### TASK DESCRIPTION
Reproduce the listing below word for word, with no pictures.
==== THE RECORDS
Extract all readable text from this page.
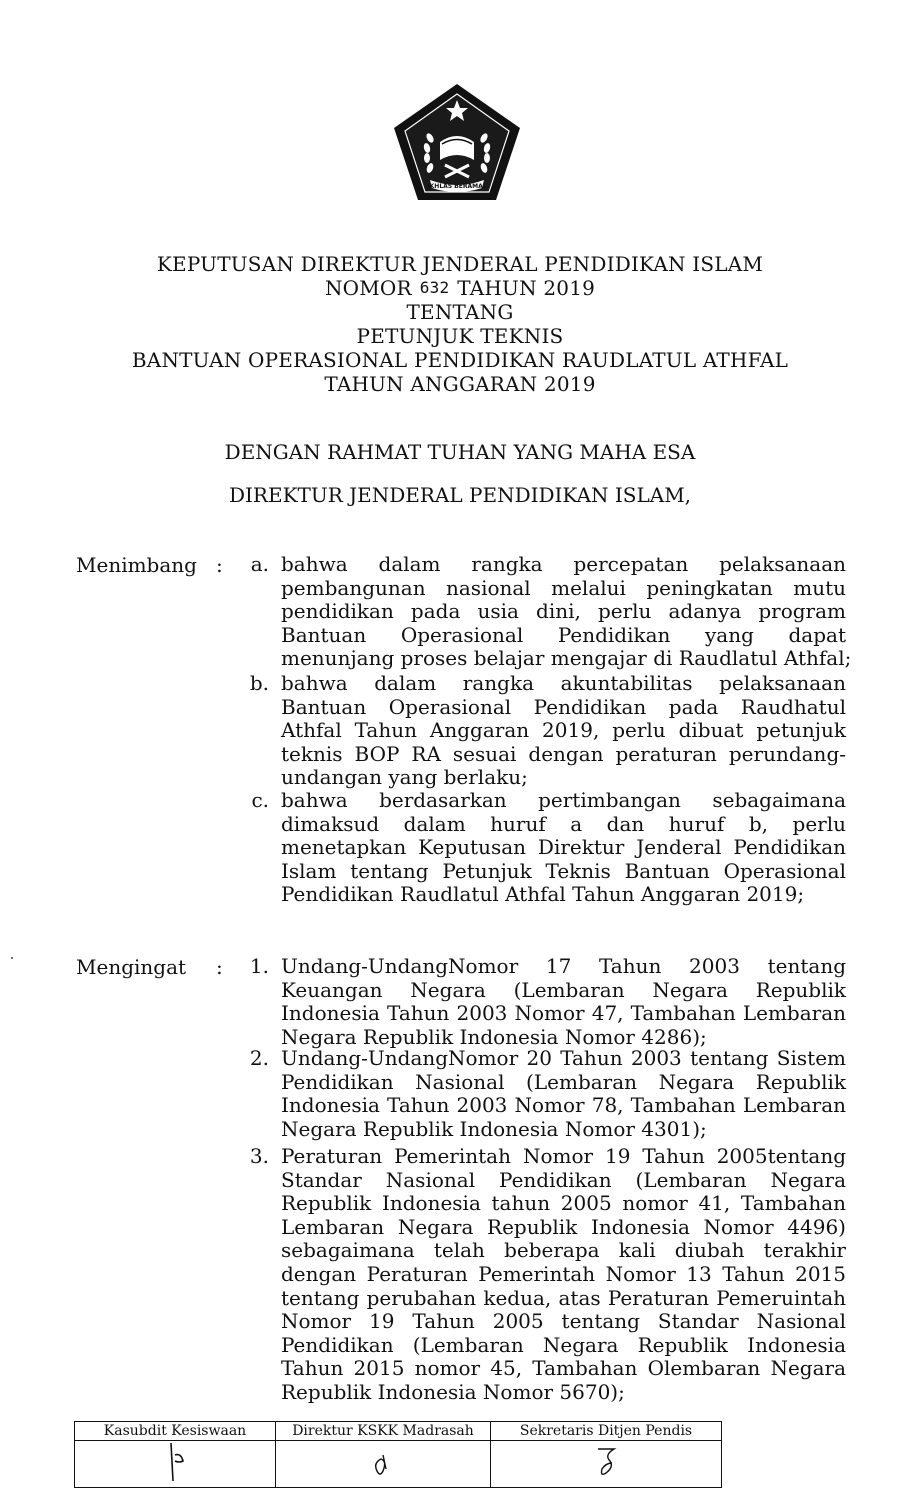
IKHLAS BERAMAL
KEPUTUSAN DIREKTUR JENDERAL PENDIDIKAN ISLAM
NOMOR 632 TAHUN 2019
TENTANG
PETUNJUK TEKNIS
BANTUAN OPERASIONAL PENDIDIKAN RAUDLATUL ATHFAL
TAHUN ANGGARAN 2019
DENGAN RAHMAT TUHAN YANG MAHA ESA
DIREKTUR JENDERAL PENDIDIKAN ISLAM,
Menimbang :	a. bahwa dalam rangka percepatan pelaksanaan
pembangunan nasional melalui peningkatan mutu
pendidikan pada usia dini, perlu adanya program
Bantuan Operasional Pendidikan yang dapat
menunjang proses belajar mengajar di Raudlatul Athfal;
b. bahwa dalam rangka akuntabilitas pelaksanaan
Bantuan Operasional Pendidikan pada Raudhatul
Athfal Tahun Anggaran 2019, perlu dibuat petunjuk
teknis BOP RA sesuai dengan peraturan perundang-
undangan yang berlaku;
c. bahwa berdasarkan pertimbangan sebagaimana
dimaksud dalam huruf a dan huruf b, perlu
menetapkan Keputusan Direktur Jenderal Pendidikan
Islam tentang Petunjuk Teknis Bantuan Operasional
Pendidikan Raudlatul Athfal Tahun Anggaran 2019;
Mengingat :	1. Undang-UndangNomor 17 Tahun 2003 tentang
Keuangan Negara (Lembaran Negara Republik
Indonesia Tahun 2003 Nomor 47, Tambahan Lembaran
Negara Republik Indonesia Nomor 4286);
2. Undang-UndangNomor 20 Tahun 2003 tentang Sistem
Pendidikan Nasional (Lembaran Negara Republik
Indonesia Tahun 2003 Nomor 78, Tambahan Lembaran
Negara Republik Indonesia Nomor 4301);
3. Peraturan Pemerintah Nomor 19 Tahun 2005tentang
Standar Nasional Pendidikan (Lembaran Negara
Republik Indonesia tahun 2005 nomor 41, Tambahan
Lembaran Negara Republik Indonesia Nomor 4496)
sebagaimana telah beberapa kali diubah terakhir
dengan Peraturan Pemerintah Nomor 13 Tahun 2015
tentang perubahan kedua, atas Peraturan Pemeruintah
Nomor 19 Tahun 2005 tentang Standar Nasional
Pendidikan (Lembaran Negara Republik Indonesia
Tahun 2015 nomor 45, Tambahan Olembaran Negara
Republik Indonesia Nomor 5670);
Kasubdit Kesiswaan	Direktur KSKK Madrasah	Sekretaris Ditjen Pendis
========
### THE OUTPUT
Extract all readable text from this page.
IKHLAS BERAMAL
KEPUTUSAN DIREKTUR JENDERAL PENDIDIKAN ISLAM
NOMOR 632 TAHUN 2019
TENTANG
PETUNJUK TEKNIS
BANTUAN OPERASIONAL PENDIDIKAN RAUDLATUL ATHFAL
TAHUN ANGGARAN 2019
DENGAN RAHMAT TUHAN YANG MAHA ESA
DIREKTUR JENDERAL PENDIDIKAN ISLAM,
Menimbang :	a. bahwa dalam rangka percepatan pelaksanaan
pembangunan nasional melalui peningkatan mutu
pendidikan pada usia dini, perlu adanya program
Bantuan Operasional Pendidikan yang dapat
menunjang proses belajar mengajar di Raudlatul Athfal;
b. bahwa dalam rangka akuntabilitas pelaksanaan
Bantuan Operasional Pendidikan pada Raudhatul
Athfal Tahun Anggaran 2019, perlu dibuat petunjuk
teknis BOP RA sesuai dengan peraturan perundang-
undangan yang berlaku;
c. bahwa berdasarkan pertimbangan sebagaimana
dimaksud dalam huruf a dan huruf b, perlu
menetapkan Keputusan Direktur Jenderal Pendidikan
Islam tentang Petunjuk Teknis Bantuan Operasional
Pendidikan Raudlatul Athfal Tahun Anggaran 2019;
Mengingat :	1. Undang-UndangNomor 17 Tahun 2003 tentang
Keuangan Negara (Lembaran Negara Republik
Indonesia Tahun 2003 Nomor 47, Tambahan Lembaran
Negara Republik Indonesia Nomor 4286);
2. Undang-UndangNomor 20 Tahun 2003 tentang Sistem
Pendidikan Nasional (Lembaran Negara Republik
Indonesia Tahun 2003 Nomor 78, Tambahan Lembaran
Negara Republik Indonesia Nomor 4301);
3. Peraturan Pemerintah Nomor 19 Tahun 2005tentang
Standar Nasional Pendidikan (Lembaran Negara
Republik Indonesia tahun 2005 nomor 41, Tambahan
Lembaran Negara Republik Indonesia Nomor 4496)
sebagaimana telah beberapa kali diubah terakhir
dengan Peraturan Pemerintah Nomor 13 Tahun 2015
tentang perubahan kedua, atas Peraturan Pemeruintah
Nomor 19 Tahun 2005 tentang Standar Nasional
Pendidikan (Lembaran Negara Republik Indonesia
Tahun 2015 nomor 45, Tambahan Olembaran Negara
Republik Indonesia Nomor 5670);
Kasubdit Kesiswaan	Direktur KSKK Madrasah	Sekretaris Ditjen Pendis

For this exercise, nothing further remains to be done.